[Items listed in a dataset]
· · · · · · ·

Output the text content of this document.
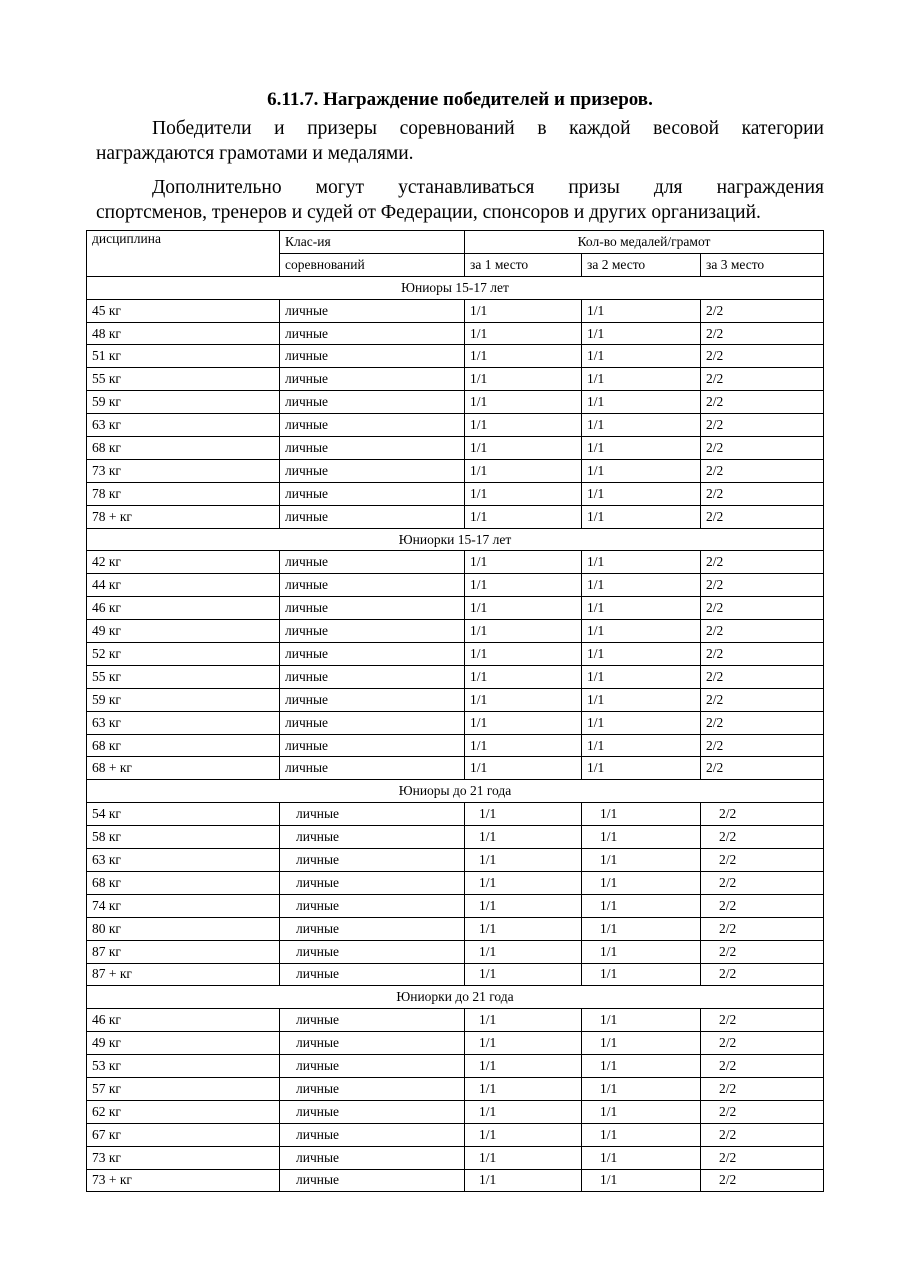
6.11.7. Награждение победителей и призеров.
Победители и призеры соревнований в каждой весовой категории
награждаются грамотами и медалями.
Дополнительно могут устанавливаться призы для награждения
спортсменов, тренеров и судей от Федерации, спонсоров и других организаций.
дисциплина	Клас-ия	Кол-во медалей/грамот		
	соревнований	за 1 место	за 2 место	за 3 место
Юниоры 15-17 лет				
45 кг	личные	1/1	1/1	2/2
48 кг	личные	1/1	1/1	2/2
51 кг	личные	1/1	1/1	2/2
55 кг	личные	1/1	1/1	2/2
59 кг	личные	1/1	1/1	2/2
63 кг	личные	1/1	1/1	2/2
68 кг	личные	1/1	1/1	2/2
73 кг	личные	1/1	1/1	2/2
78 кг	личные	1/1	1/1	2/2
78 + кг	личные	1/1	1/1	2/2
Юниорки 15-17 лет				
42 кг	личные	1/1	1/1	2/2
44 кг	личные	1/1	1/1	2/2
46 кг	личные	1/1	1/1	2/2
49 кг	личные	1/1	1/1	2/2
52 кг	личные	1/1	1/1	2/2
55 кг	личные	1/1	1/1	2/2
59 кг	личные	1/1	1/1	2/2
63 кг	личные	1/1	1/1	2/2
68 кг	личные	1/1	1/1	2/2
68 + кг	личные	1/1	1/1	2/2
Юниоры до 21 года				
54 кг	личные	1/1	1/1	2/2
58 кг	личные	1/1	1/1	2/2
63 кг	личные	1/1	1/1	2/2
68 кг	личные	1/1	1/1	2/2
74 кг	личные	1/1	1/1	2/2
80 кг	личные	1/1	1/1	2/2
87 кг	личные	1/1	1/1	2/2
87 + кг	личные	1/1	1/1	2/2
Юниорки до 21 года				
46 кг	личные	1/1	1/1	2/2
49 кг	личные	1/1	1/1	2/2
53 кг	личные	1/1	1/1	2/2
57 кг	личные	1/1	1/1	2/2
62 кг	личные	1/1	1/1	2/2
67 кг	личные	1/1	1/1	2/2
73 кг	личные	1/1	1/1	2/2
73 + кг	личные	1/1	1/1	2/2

· · · · · · ·

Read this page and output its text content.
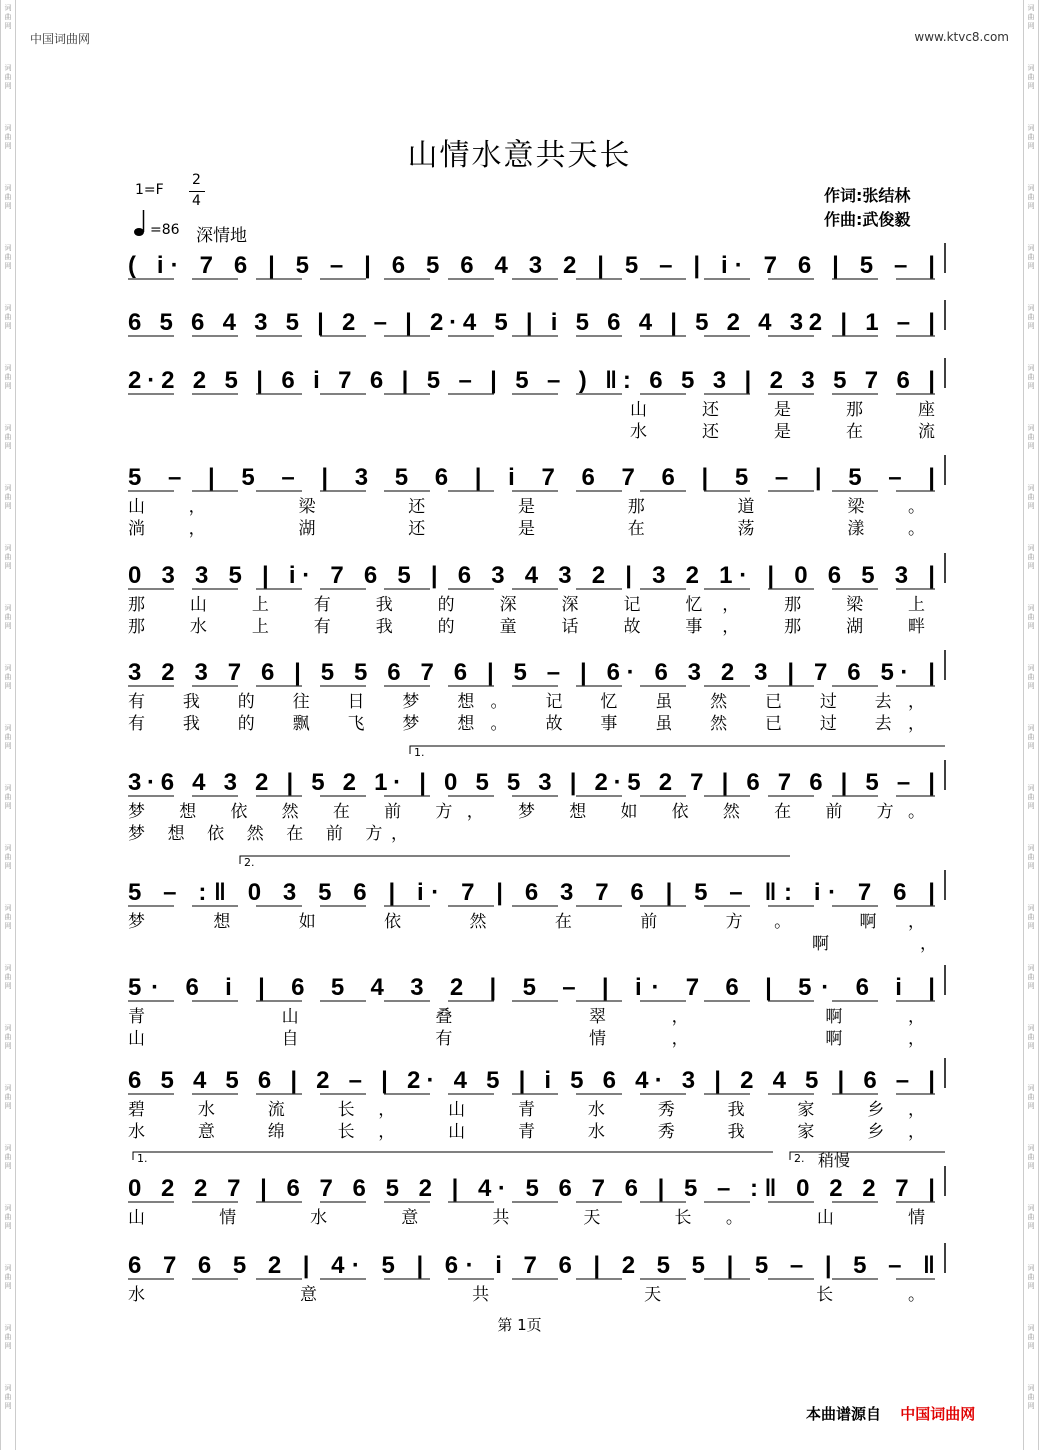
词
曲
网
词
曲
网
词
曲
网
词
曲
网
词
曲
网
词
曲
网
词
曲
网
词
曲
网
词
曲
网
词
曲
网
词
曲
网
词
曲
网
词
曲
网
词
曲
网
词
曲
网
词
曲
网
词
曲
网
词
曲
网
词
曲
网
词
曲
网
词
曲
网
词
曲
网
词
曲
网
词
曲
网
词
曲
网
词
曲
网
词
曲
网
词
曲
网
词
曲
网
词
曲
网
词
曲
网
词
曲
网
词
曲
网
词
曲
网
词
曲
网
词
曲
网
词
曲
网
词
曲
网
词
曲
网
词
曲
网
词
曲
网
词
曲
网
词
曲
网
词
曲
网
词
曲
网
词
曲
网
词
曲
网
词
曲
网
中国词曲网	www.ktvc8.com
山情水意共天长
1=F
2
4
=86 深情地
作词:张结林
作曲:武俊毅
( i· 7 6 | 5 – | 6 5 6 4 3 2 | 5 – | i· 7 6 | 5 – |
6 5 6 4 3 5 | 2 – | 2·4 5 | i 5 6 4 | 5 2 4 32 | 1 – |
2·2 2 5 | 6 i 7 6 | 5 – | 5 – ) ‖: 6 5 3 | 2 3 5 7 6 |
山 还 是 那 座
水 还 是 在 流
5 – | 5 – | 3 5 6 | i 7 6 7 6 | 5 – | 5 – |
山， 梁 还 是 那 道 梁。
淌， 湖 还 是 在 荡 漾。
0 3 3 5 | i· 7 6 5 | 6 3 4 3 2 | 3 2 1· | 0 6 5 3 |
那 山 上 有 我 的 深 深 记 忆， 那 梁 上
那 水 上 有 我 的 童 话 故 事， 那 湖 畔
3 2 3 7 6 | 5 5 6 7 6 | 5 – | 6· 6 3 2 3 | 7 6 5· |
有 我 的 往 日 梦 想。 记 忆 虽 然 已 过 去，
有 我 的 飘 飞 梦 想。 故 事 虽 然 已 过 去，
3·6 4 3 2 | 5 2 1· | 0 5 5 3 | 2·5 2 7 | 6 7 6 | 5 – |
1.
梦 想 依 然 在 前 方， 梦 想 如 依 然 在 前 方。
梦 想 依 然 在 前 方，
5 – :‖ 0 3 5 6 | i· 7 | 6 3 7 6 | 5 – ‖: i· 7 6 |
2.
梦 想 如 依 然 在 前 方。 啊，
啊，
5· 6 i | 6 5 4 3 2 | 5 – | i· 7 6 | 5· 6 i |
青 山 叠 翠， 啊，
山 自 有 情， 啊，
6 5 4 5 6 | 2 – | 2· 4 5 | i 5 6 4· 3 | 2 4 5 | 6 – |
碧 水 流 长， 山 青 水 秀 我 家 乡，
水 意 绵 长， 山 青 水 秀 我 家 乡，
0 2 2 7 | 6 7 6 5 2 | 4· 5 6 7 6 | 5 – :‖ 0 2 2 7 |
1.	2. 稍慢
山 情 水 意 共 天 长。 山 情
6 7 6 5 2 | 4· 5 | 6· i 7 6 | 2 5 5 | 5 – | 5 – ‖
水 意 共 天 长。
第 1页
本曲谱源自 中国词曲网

· · · · · · ·

▶ AIM OF THE TASK:
Go through the material and select each line with the string "соревнований" in it.

▶ RESPONSE TO THE EXERCISE:
Победители и призеры соревнований в каждой весовой категории
	соревнований	за 1 место	за 2 место	за 3 место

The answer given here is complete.